The Rise and Fall of Myspace

Who remembers the heady days of 2003? Three years into the new millennium, there was still no sign of the millennium bug. 

Back in 2004, a few months after the birth of Myspace, this new social media phenomenon was the hottest platform, but within less than ten years, it would disappear into the aether. 

Facebook was just a twinkle in Mark Zuckerberg’s eye, mobile phones were tiny, and MySpace Tom was everyone’s favourite friend. 2003 was a good year for Myspace.

Myspace was founded in August 2003 by a team of four employees from eUniverse, an online marketing and web development company.

The site was initially designed for eUniverse employees to keep in touch, but it quickly grew in popularity. By January 2004, Myspace had 1 million registered users; by July 2005, that number had grown to over 20 million active users.

The key to Myspace’s success was its flexibility. Unlike other social media platforms, which were primarily text-based, Myspace allowed users to customise their pages with photos, music and other multimedia content.

 

Myspace was the best music platform of 2004

Marketing like this made Myspace the perfect platform for bands and musicians to promote their music, and it quickly became the go-to site for music fans. By the end of 2004, Myspace was the most celebrated social media platform in the US, gaining thousands of active users daily.

News Corp acquired Myspace in 2005 for $580 million, and it looked like it was just up and up for this social media giant. But within a few years, Myspace had lost its way.

Myspace added new features that confused users, and new competition from Facebook and Twitter began to eat into Myspace’s market share.

By 2011, Myspace was no longer the most popular social media platform in the US, and it continued to decline in popularity. In June 2011, News Corp sold Myspace to Specific Media for $35 million, a fraction of what they had paid for it six years earlier.

Myspace is now a shadow of its former self, but it will always be applauded as one of the first social media platforms and a pioneer in online music. So what went wrong?

 

What went wrong at Myspace?

Myspace was the first site where a serious episode of cyberbullying occurred; in 2006, a teenage girl took her life after being the subject of an online hate campaign. 

While Myspace wasn’t the only place that wasn’t monitoring its content widely enough, the publicity and several other factors started what would be a downward spiral.

Myspace also allowed users to embed their own HTML code into their profiles, leading to many security breaches as hackers hid malicious code in these profiles. 

In 2006, Myspace had to deal with the “Samy worm,” which infected over 1 million user profiles and added this ridiculous phrase “but most of all, Samy is my hero” to each profile.

These security breaches led to a loss of users’ trust, and Myspace was never able to regain it. As new social media platforms emerged, Myspace was left behind.

Facebook and Twitter were easier to use and more secure, quickly becoming the go-to sites for social media users. Those who helped Myspace become the social network kingpin started leaving in droves.

 

Is your profile still live on Myspace?

Myspace is now a shadow of its former self; you can find you’re old profile by searching your name and the words Myspace but why would you? Any sensible person would have deleted their account years ago.

So what went wrong? Myspace was the victim of super fast unsustainable growth and bad business decisions that led to bad publicity and security breaches. 

Combine those factors with expensive purchases such as Photobucket, a new concept in free photo sharing and rent in expensive offices you never use. You have a recipe for catastrophic failure.

ASSIGNED TASK = Reproduce the passage of the Myspace article that opens with the words containing "Myspace is now a shadow of its former self, but" and closes with "online hate campaign.".

[Document layout detection data]
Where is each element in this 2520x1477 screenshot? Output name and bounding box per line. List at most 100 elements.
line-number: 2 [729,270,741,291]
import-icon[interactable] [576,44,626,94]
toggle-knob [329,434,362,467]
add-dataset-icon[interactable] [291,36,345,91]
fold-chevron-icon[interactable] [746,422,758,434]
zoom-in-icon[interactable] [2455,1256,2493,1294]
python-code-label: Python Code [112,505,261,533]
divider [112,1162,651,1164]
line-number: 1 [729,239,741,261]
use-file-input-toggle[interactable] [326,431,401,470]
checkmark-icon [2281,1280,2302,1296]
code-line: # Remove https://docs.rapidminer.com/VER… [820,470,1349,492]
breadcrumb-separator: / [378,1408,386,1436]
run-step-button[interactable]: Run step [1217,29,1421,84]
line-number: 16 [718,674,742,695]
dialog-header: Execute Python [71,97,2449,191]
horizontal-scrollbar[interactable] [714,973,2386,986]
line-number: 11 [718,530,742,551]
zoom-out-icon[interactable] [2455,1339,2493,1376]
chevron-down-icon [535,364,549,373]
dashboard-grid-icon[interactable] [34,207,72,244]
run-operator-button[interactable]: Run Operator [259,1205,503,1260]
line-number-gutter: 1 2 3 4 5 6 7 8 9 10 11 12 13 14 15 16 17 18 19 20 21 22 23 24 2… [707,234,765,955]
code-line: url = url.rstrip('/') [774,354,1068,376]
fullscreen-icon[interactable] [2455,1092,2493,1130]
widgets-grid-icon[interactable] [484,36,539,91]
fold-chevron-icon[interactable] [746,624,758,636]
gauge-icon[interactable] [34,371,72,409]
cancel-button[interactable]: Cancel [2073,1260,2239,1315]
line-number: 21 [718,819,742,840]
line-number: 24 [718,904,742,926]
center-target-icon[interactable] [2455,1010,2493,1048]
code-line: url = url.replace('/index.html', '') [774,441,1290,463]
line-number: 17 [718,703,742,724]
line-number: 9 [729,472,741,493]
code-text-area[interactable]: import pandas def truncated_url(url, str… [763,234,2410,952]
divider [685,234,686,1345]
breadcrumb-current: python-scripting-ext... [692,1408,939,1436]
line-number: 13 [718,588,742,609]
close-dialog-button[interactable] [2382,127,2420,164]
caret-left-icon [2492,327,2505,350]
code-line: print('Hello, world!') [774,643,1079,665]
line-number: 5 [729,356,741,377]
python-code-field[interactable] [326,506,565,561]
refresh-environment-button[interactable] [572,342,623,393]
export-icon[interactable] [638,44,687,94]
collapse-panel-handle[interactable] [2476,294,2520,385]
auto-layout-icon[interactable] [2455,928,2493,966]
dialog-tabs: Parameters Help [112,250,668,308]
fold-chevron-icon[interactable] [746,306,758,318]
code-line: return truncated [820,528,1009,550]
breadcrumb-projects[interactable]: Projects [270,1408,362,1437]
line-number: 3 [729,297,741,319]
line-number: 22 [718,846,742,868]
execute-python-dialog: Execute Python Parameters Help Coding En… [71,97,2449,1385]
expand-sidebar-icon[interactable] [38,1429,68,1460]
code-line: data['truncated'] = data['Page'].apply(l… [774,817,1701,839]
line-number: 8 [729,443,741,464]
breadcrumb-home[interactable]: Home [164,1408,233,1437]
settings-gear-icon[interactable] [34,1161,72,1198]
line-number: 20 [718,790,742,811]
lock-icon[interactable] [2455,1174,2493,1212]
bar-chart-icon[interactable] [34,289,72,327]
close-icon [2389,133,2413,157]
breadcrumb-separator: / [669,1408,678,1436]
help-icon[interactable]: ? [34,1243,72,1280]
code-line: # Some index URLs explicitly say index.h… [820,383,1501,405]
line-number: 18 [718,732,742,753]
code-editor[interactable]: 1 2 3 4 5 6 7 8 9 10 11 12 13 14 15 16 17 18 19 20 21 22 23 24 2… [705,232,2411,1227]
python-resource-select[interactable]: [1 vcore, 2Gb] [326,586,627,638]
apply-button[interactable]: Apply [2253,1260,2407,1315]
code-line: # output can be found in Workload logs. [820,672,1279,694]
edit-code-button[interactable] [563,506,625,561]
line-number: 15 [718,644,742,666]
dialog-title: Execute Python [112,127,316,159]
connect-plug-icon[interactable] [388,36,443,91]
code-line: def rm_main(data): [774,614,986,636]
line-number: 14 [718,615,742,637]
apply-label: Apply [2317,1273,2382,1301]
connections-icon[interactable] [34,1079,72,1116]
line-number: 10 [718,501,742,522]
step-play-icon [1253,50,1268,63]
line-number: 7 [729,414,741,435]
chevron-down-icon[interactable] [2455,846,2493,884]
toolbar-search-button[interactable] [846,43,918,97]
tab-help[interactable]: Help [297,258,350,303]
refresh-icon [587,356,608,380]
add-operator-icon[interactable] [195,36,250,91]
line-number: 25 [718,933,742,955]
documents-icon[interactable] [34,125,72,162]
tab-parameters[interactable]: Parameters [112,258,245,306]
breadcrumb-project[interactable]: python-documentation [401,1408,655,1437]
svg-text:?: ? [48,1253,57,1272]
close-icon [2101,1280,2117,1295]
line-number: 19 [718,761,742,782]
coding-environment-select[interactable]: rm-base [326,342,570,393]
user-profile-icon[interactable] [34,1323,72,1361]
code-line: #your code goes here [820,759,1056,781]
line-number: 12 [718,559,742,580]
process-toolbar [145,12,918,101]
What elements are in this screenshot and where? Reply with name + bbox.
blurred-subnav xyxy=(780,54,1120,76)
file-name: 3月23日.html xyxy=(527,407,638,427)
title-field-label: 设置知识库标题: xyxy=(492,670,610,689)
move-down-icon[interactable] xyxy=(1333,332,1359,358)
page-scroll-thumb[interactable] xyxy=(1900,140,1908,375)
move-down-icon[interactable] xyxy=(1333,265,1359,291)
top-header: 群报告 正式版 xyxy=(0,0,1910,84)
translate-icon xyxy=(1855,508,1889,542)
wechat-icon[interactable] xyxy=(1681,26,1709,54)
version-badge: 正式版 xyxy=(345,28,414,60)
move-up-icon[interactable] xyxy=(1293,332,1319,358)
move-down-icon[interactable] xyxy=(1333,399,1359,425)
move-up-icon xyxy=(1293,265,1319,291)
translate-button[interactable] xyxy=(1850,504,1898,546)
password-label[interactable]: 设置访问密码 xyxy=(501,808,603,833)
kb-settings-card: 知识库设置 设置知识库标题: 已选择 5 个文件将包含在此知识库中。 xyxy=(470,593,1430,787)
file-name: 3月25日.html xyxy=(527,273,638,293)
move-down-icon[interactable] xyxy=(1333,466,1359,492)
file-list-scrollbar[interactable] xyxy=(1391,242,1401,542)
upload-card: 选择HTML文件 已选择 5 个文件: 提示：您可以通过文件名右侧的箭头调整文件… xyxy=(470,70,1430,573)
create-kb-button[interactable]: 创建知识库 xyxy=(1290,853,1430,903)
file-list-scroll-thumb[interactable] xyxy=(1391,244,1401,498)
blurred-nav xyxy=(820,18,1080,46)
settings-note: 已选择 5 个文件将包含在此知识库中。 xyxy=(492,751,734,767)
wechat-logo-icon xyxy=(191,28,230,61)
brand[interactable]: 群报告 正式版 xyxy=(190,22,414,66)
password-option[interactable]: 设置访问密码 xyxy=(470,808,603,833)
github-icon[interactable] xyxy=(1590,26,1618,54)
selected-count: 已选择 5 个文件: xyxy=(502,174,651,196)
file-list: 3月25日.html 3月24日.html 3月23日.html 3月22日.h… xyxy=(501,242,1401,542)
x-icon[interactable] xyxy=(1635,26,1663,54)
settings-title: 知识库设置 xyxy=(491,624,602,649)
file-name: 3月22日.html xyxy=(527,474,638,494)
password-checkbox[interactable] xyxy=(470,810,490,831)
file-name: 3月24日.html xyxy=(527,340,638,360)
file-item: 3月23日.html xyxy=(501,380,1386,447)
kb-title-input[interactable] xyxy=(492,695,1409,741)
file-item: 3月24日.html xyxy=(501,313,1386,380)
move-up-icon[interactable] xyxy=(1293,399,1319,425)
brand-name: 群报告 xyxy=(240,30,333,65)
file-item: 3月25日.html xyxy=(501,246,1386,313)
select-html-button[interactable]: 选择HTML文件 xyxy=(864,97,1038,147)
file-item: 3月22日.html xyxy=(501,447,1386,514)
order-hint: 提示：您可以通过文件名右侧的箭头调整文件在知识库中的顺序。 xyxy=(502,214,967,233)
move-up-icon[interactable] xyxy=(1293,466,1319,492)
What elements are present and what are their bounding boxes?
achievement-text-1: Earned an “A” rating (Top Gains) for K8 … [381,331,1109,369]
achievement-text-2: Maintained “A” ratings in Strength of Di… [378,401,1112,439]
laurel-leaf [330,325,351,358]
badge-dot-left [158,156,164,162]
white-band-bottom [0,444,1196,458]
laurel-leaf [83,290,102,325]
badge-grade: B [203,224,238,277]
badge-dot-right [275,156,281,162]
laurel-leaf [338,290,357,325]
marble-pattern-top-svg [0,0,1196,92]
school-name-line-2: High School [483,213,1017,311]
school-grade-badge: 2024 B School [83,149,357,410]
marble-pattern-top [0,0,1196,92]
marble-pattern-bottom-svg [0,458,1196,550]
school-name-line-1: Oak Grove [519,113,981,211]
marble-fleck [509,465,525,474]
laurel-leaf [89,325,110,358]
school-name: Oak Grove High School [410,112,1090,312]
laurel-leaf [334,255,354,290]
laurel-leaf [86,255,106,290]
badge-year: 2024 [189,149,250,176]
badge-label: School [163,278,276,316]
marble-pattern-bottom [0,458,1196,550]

ANSWER BOX =
Myspace is now a shadow of its former self, but it will always be applauded as one of the first social media platforms and a pioneer in online music. So what went wrong?

 

What went wrong at Myspace?

Myspace was the first site where a serious episode of cyberbullying occurred; in 2006, a teenage girl took her life after being the subject of an online hate campaign.